**GOAL OF THE EXERCISE:**
Write out each line from the data below that includes the word "type".

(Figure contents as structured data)
*-*-*
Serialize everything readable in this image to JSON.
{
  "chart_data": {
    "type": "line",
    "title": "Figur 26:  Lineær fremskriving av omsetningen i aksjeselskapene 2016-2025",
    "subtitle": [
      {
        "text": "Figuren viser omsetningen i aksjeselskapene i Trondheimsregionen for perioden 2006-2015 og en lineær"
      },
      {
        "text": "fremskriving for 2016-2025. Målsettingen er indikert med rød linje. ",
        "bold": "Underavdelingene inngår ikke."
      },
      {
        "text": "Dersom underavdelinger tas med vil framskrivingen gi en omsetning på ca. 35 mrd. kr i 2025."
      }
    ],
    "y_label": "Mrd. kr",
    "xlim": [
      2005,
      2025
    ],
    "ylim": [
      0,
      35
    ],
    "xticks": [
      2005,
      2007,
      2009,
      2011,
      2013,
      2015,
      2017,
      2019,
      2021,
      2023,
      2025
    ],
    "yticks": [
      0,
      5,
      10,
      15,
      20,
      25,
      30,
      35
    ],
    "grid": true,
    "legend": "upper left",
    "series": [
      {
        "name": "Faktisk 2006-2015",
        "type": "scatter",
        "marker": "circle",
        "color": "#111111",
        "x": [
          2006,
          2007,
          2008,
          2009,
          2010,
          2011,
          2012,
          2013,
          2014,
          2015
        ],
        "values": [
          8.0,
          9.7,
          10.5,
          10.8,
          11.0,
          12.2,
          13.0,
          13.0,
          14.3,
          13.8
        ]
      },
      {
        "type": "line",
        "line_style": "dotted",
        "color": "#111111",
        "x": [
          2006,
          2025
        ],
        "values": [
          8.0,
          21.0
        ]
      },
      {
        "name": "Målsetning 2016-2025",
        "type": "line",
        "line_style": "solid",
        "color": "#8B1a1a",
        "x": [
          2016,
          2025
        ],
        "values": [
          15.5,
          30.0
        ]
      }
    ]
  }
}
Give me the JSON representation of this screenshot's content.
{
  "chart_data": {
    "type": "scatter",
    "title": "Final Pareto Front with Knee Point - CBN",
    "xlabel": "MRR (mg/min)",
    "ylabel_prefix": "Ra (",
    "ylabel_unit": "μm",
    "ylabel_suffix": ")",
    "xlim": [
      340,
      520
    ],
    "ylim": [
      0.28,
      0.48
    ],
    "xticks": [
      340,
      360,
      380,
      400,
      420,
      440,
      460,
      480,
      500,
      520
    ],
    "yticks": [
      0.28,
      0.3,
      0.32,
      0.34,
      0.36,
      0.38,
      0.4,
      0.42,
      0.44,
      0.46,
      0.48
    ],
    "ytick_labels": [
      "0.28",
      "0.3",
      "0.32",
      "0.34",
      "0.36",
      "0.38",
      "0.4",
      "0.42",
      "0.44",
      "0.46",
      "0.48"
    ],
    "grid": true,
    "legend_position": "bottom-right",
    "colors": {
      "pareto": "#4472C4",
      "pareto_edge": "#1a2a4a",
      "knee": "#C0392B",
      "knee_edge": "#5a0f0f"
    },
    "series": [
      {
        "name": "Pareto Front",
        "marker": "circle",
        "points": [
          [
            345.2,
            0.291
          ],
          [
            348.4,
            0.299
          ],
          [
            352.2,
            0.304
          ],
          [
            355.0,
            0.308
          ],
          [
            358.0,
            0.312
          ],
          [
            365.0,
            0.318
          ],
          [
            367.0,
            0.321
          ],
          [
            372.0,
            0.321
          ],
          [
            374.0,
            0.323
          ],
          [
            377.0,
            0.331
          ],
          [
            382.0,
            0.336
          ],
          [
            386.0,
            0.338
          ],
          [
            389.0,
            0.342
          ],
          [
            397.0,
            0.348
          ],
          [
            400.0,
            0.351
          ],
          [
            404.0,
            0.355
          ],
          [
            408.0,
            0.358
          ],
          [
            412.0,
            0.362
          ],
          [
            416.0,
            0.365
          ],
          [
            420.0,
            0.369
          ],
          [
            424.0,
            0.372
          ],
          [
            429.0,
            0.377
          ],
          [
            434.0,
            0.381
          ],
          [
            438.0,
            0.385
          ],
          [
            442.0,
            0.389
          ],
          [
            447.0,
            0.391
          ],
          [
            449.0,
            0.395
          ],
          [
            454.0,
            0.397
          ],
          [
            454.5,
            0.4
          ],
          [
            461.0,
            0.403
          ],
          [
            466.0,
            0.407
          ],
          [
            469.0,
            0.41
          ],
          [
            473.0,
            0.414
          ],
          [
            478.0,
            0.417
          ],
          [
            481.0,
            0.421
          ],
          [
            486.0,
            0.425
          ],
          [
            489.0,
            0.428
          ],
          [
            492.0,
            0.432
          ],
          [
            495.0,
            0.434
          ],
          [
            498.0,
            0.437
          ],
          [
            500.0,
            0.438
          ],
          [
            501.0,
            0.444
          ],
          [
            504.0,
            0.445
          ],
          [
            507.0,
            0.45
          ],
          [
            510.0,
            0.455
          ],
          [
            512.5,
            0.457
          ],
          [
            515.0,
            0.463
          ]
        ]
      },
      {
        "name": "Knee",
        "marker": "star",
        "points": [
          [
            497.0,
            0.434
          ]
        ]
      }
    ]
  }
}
*-*-*
**EXPECTED ANSWER:**
    "type": "line",
        "type": "scatter",
        "type": "line",
        "type": "line",
    "type": "scatter",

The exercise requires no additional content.